● **Work to be completed**
Quote the records that follow in full and exactly; leave out the pictures.
[begin Dataset records]
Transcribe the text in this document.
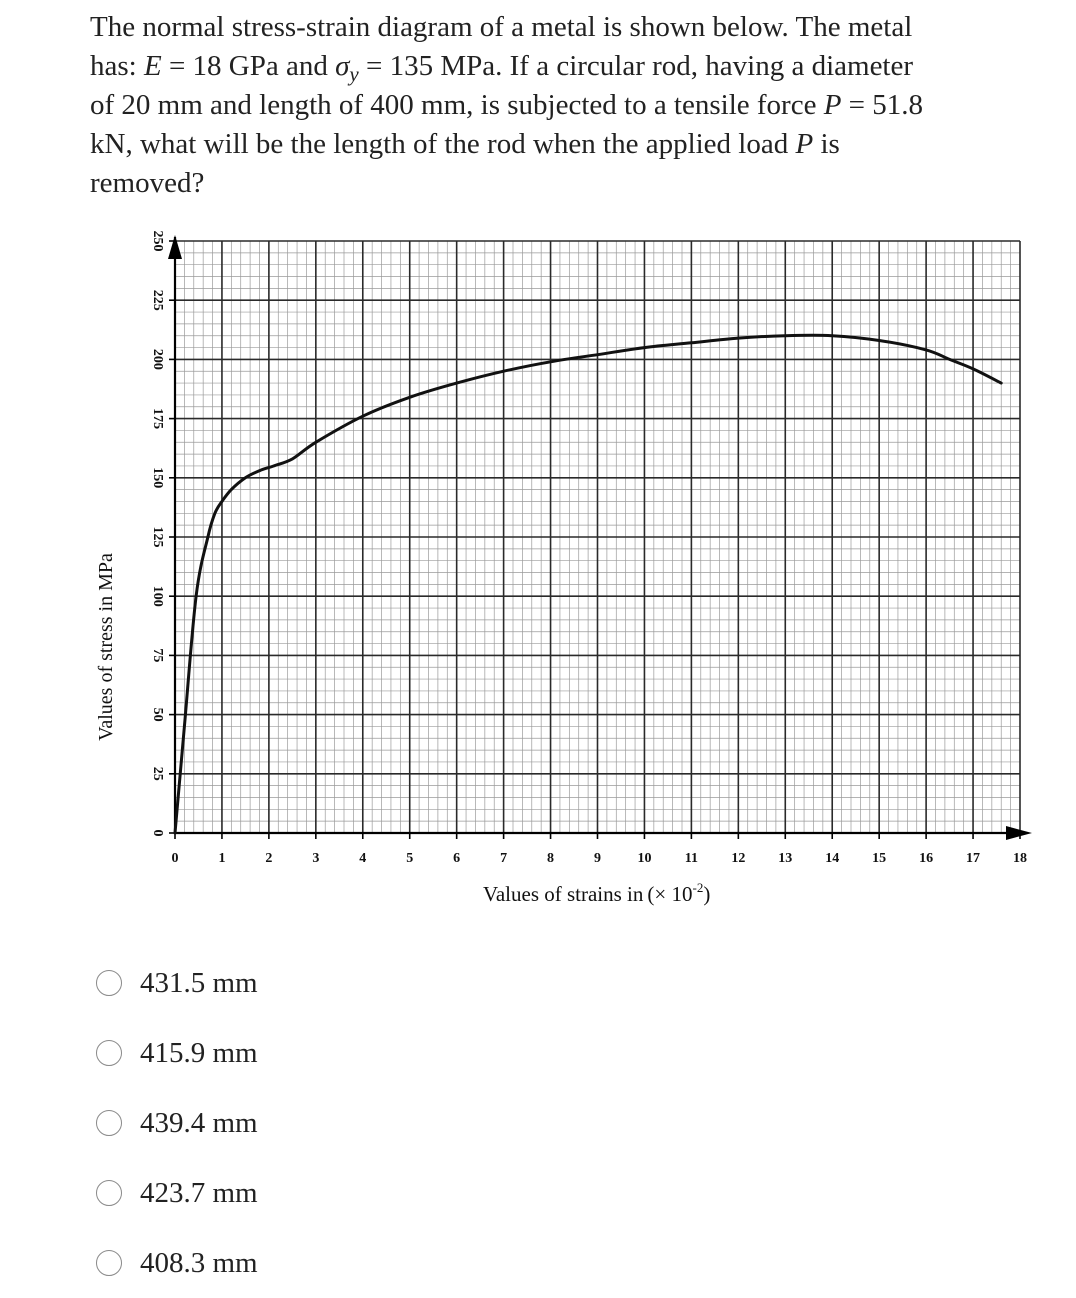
The normal stress-strain diagram of a metal is shown below. The metal
has: E = 18 GPa and $\sigma_y = 135$ MPa. If a circular rod, having a diameter
of 20 mm and length of 400 mm, is subjected to a tensile force P = 51.8
kN, what will be the length of the rod when the applied load P is
removed?
0
25
50
75
100
125
150
175
200
225
250
0	1	2	3	4	5	6	7	8	9	10 11 12 13 14 15 16 17 18
Values of stress in MPa
Values of strains in (× $10^{-2}$)
431.5 mm
415.9 mm
439.4 mm
423.7 mm
408.3 mm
[end Dataset records]
● **Exercise response**
Transcribe the text in this document.
The normal stress-strain diagram of a metal is shown below. The metal
has: E = 18 GPa and $\sigma_y = 135$ MPa. If a circular rod, having a diameter
of 20 mm and length of 400 mm, is subjected to a tensile force P = 51.8
kN, what will be the length of the rod when the applied load P is
removed?
0
25
50
75
100
125
150
175
200
225
250
0	1	2	3	4	5	6	7	8	9	10 11 12 13 14 15 16 17 18
Values of stress in MPa
Values of strains in (× $10^{-2}$)
431.5 mm
415.9 mm
439.4 mm
423.7 mm
408.3 mm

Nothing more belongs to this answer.